REQUIREMENT. How many lines of the records below contain the word "IRPF"? Answer with the number alone.

DATASET RECORDS.
— Begin —
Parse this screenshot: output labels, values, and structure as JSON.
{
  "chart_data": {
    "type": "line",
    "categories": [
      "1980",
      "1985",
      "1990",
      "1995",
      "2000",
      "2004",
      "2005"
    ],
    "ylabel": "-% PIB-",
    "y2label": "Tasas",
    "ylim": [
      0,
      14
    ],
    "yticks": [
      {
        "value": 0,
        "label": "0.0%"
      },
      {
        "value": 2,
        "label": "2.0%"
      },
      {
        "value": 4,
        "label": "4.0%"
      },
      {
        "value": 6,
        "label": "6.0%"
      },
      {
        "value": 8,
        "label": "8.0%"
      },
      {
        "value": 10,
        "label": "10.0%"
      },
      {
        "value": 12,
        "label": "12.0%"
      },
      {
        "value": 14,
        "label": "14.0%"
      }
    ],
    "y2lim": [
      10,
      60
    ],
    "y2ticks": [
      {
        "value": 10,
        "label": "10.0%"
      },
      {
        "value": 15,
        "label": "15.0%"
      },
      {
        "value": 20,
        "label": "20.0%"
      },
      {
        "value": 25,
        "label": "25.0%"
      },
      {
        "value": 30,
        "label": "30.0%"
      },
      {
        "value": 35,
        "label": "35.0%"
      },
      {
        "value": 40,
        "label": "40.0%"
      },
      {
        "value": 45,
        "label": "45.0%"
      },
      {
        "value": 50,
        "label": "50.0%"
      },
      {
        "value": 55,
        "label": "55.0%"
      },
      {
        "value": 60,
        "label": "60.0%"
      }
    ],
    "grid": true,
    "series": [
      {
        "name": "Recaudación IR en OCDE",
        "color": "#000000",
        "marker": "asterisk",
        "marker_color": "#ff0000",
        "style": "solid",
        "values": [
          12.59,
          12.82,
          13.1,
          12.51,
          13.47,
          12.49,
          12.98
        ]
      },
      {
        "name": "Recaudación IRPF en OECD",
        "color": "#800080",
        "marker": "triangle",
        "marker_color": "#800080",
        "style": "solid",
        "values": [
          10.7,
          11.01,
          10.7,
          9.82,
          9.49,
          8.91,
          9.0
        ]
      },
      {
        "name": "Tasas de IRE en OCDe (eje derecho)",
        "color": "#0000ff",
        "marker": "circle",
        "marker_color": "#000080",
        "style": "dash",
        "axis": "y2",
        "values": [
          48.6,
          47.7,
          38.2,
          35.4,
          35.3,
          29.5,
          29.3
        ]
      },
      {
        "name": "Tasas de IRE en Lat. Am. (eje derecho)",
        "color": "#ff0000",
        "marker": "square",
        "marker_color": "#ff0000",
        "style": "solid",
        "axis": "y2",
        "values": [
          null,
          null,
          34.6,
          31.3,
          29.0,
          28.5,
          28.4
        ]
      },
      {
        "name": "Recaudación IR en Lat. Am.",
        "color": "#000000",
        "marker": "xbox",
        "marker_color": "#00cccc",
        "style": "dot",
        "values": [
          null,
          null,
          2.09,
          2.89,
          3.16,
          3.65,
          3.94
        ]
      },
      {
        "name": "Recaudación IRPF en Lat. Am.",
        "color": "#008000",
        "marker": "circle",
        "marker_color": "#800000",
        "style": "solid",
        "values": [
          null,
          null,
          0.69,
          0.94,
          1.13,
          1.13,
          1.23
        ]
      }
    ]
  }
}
— End —
THE OUTPUT. 2